Dataset excerpt:
= = = =
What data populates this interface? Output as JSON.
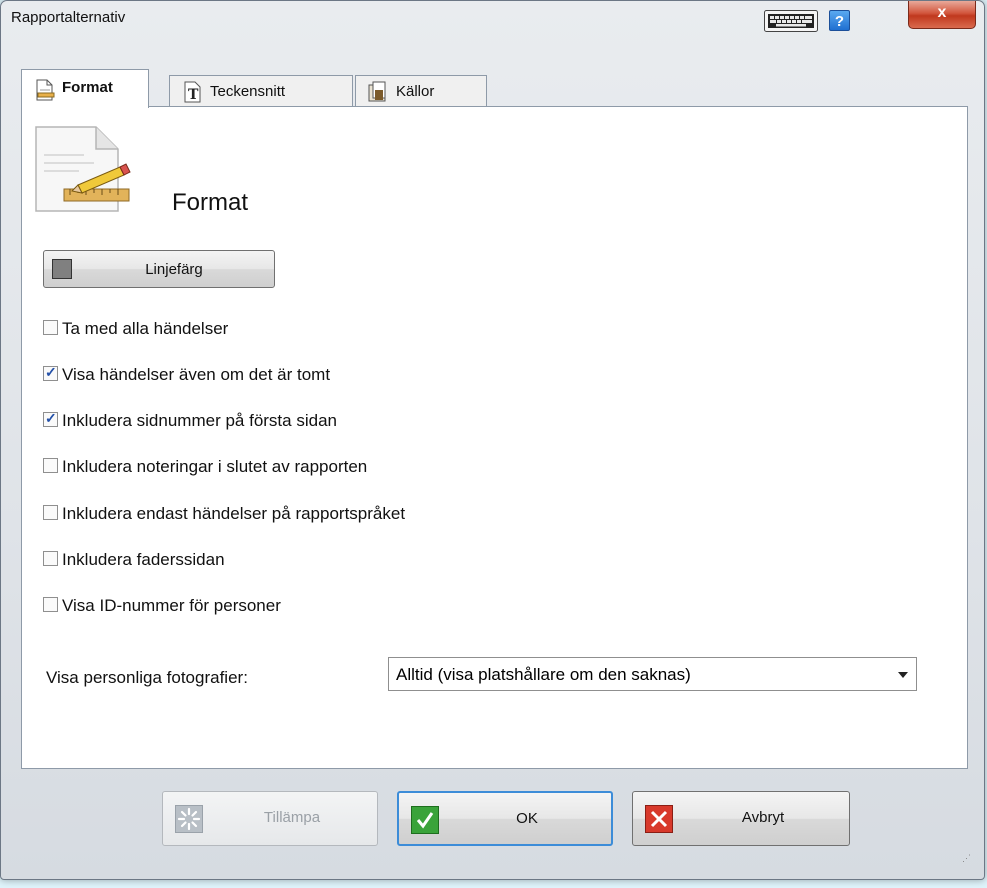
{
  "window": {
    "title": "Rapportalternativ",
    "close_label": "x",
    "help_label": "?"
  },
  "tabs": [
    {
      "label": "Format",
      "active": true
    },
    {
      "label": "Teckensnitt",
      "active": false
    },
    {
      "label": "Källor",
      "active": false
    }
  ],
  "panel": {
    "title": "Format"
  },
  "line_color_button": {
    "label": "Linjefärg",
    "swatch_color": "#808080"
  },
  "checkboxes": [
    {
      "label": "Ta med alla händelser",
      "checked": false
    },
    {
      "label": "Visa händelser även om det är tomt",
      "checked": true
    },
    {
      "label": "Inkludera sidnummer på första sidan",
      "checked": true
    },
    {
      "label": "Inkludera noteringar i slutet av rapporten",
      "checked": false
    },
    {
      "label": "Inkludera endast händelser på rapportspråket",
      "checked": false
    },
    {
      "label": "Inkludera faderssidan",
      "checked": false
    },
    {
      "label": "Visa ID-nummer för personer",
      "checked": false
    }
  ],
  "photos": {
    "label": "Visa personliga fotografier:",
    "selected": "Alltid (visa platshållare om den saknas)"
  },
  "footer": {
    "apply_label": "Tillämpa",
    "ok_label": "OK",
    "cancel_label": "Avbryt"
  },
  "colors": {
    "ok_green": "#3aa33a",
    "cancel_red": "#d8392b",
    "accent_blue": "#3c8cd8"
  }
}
= = = =
What the task asks: Reproduce the entries above without change, omitting all pictures.

Result of the exercise:
What data populates this interface? Output as JSON.
{
  "window": {
    "title": "Rapportalternativ",
    "close_label": "x",
    "help_label": "?"
  },
  "tabs": [
    {
      "label": "Format",
      "active": true
    },
    {
      "label": "Teckensnitt",
      "active": false
    },
    {
      "label": "Källor",
      "active": false
    }
  ],
  "panel": {
    "title": "Format"
  },
  "line_color_button": {
    "label": "Linjefärg",
    "swatch_color": "#808080"
  },
  "checkboxes": [
    {
      "label": "Ta med alla händelser",
      "checked": false
    },
    {
      "label": "Visa händelser även om det är tomt",
      "checked": true
    },
    {
      "label": "Inkludera sidnummer på första sidan",
      "checked": true
    },
    {
      "label": "Inkludera noteringar i slutet av rapporten",
      "checked": false
    },
    {
      "label": "Inkludera endast händelser på rapportspråket",
      "checked": false
    },
    {
      "label": "Inkludera faderssidan",
      "checked": false
    },
    {
      "label": "Visa ID-nummer för personer",
      "checked": false
    }
  ],
  "photos": {
    "label": "Visa personliga fotografier:",
    "selected": "Alltid (visa platshållare om den saknas)"
  },
  "footer": {
    "apply_label": "Tillämpa",
    "ok_label": "OK",
    "cancel_label": "Avbryt"
  },
  "colors": {
    "ok_green": "#3aa33a",
    "cancel_red": "#d8392b",
    "accent_blue": "#3c8cd8"
  }
}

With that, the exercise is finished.